- Stated task -
Which lines in the records below contain the word "icon"? Copy each of them.

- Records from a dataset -
* START *

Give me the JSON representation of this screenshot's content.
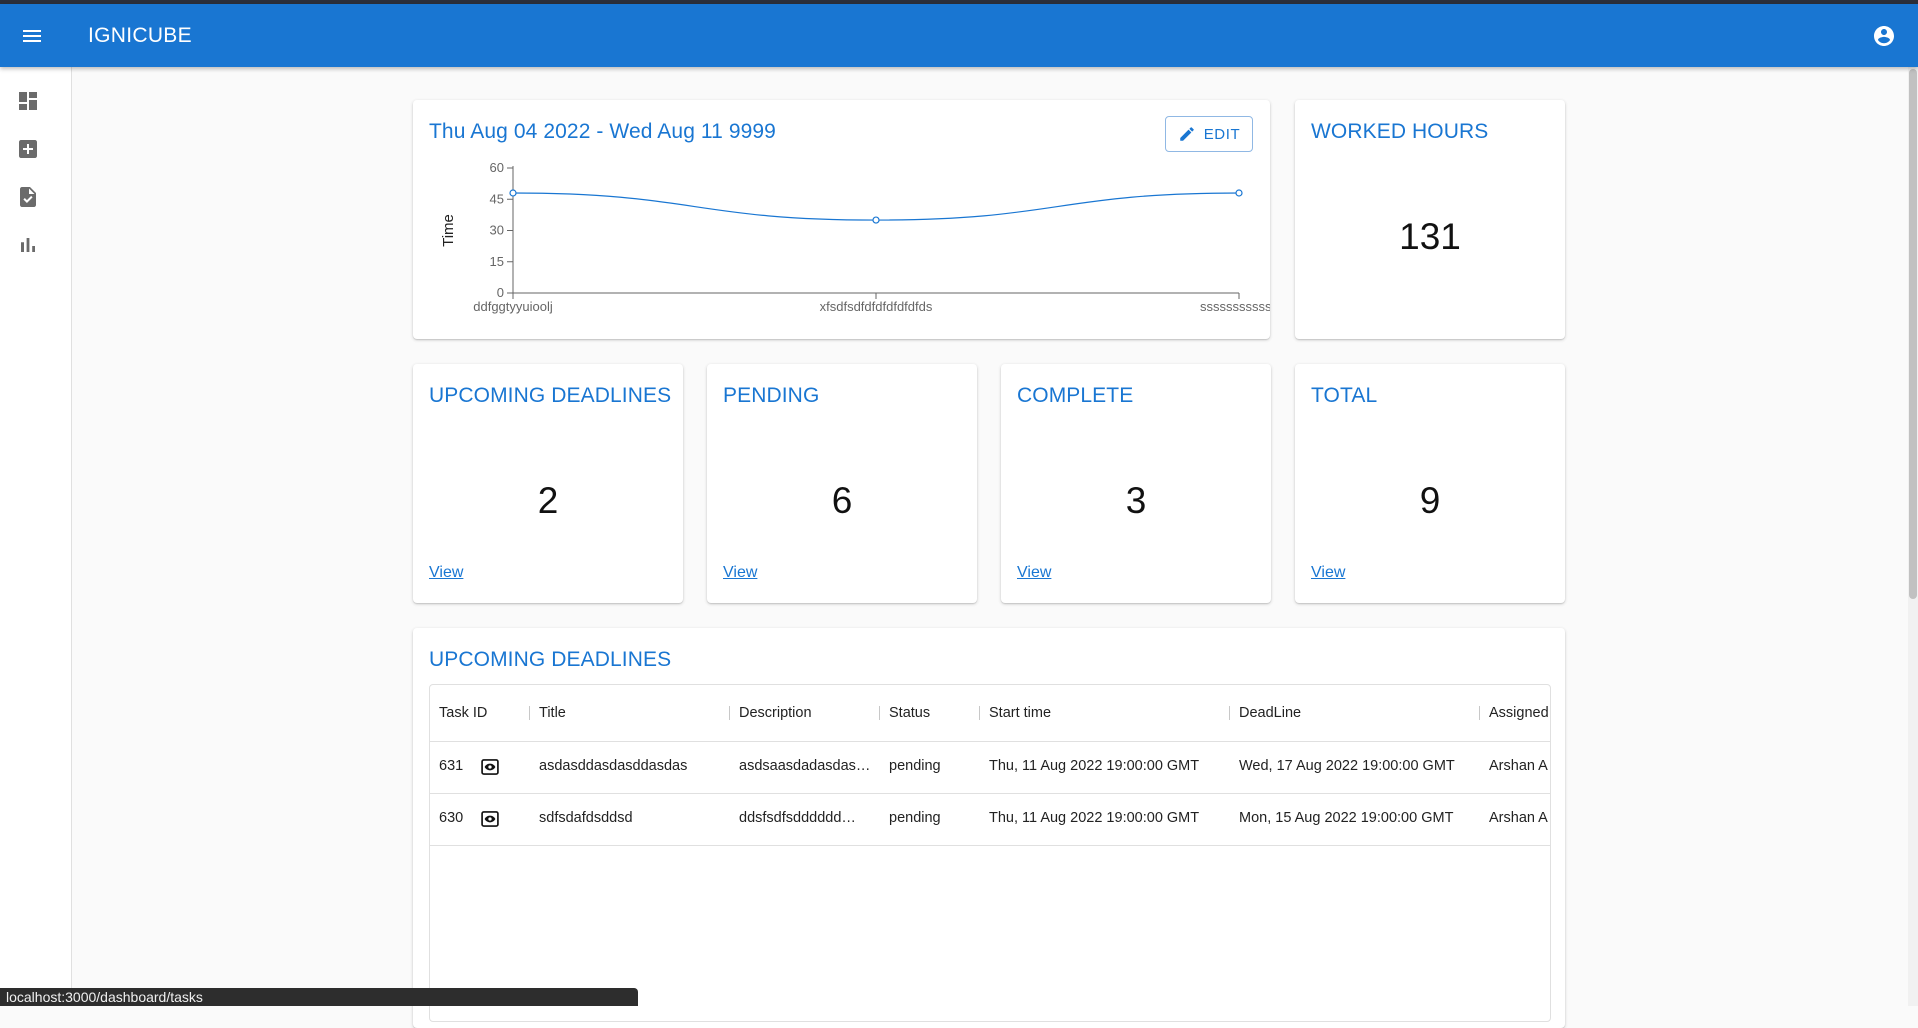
{
  "appbar": {
    "brand": "IGNICUBE"
  },
  "sidebar": {
    "items": [
      "dashboard-icon",
      "add-box-icon",
      "task-file-icon",
      "bar-chart-icon"
    ]
  },
  "range_card": {
    "title": "Thu Aug 04 2022 - Wed Aug 11 9999",
    "edit_label": "EDIT"
  },
  "chart_data": {
    "type": "line",
    "categories": [
      "ddfggtyyuioolj",
      "xfsdfsdfdfdfdfdfdfds",
      "ssssssssssss"
    ],
    "values": [
      48,
      35,
      48
    ],
    "ylabel": "Time",
    "xlabel": "",
    "ylim": [
      0,
      60
    ],
    "yticks": [
      0,
      15,
      30,
      45,
      60
    ],
    "ytick_labels": [
      "0",
      "15",
      "30",
      "45",
      "60"
    ],
    "grid": false,
    "color": "#1976d2"
  },
  "worked": {
    "title": "WORKED HOURS",
    "value": "131"
  },
  "stats": [
    {
      "title": "UPCOMING DEADLINES",
      "value": "2",
      "link": "View"
    },
    {
      "title": "PENDING",
      "value": "6",
      "link": "View"
    },
    {
      "title": "COMPLETE",
      "value": "3",
      "link": "View"
    },
    {
      "title": "TOTAL",
      "value": "9",
      "link": "View"
    }
  ],
  "deadlines": {
    "title": "UPCOMING DEADLINES",
    "columns": [
      "Task ID",
      "Title",
      "Description",
      "Status",
      "Start time",
      "DeadLine",
      "Assigned"
    ],
    "rows": [
      {
        "id": "631",
        "title": "asdasddasdasddasdas",
        "description": "asdsaasdadasdas…",
        "status": "pending",
        "start": "Thu, 11 Aug 2022 19:00:00 GMT",
        "deadline": "Wed, 17 Aug 2022 19:00:00 GMT",
        "assigned": "Arshan A"
      },
      {
        "id": "630",
        "title": "sdfsdafdsddsd",
        "description": "ddsfsdfsdddddd…",
        "status": "pending",
        "start": "Thu, 11 Aug 2022 19:00:00 GMT",
        "deadline": "Mon, 15 Aug 2022 19:00:00 GMT",
        "assigned": "Arshan A"
      }
    ]
  },
  "status_bar": {
    "url": "localhost:3000/dashboard/tasks"
  },
  "colors": {
    "primary": "#1976d2",
    "background": "#fafafa"
  }
}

* END *

- Result for this exercise -
      "dashboard-icon",
      "add-box-icon",
      "task-file-icon",
      "bar-chart-icon"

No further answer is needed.